## Data excerpts
****************************************

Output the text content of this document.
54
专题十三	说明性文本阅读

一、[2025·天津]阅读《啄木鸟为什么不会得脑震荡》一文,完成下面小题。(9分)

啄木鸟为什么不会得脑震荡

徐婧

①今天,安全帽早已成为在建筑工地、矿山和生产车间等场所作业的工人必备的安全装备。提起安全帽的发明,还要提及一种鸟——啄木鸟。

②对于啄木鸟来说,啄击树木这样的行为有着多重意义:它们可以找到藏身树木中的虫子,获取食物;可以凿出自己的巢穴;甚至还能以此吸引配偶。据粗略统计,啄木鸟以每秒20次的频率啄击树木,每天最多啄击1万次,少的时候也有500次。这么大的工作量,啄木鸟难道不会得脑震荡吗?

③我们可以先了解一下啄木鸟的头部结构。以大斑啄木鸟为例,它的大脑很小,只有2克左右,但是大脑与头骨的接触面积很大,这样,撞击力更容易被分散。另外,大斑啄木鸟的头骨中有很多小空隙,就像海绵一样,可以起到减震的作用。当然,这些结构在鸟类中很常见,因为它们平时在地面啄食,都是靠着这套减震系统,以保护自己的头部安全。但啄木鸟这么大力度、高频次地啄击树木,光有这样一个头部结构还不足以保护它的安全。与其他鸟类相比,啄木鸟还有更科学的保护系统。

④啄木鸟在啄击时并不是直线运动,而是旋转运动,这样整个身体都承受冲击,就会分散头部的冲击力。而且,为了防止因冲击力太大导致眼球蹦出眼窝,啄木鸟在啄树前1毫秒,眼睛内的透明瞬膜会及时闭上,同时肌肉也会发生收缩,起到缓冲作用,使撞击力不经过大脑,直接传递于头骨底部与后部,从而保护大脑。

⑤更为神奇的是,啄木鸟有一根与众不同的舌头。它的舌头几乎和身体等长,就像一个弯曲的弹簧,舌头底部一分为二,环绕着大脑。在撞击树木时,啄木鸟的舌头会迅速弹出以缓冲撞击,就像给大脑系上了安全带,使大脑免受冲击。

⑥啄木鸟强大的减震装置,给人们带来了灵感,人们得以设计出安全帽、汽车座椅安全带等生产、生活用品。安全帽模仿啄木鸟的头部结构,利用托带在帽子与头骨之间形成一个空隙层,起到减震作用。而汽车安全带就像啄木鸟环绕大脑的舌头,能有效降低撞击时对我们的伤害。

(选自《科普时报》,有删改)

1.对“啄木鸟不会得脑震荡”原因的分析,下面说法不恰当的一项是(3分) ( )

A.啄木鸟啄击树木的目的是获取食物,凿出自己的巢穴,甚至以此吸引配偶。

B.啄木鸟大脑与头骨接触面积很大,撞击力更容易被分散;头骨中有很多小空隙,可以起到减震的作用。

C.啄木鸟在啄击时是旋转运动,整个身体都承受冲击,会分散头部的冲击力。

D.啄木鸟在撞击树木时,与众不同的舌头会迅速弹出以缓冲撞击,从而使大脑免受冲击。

****************************************

Wherever a line in the data above holds "可以起到减震的作用", copy that line.

③我们可以先了解一下啄木鸟的头部结构。以大斑啄木鸟为例,它的大脑很小,只有2克左右,但是大脑与头骨的接触面积很大,这样,撞击力更容易被分散。另外,大斑啄木鸟的头骨中有很多小空隙,就像海绵一样,可以起到减震的作用。当然,这些结构在鸟类中很常见,因为它们平时在地面啄食,都是靠着这套减震系统,以保护自己的头部安全。但啄木鸟这么大力度、高频次地啄击树木,光有这样一个头部结构还不足以保护它的安全。与其他鸟类相比,啄木鸟还有更科学的保护系统。
B.啄木鸟大脑与头骨接触面积很大,撞击力更容易被分散;头骨中有很多小空隙,可以起到减震的作用。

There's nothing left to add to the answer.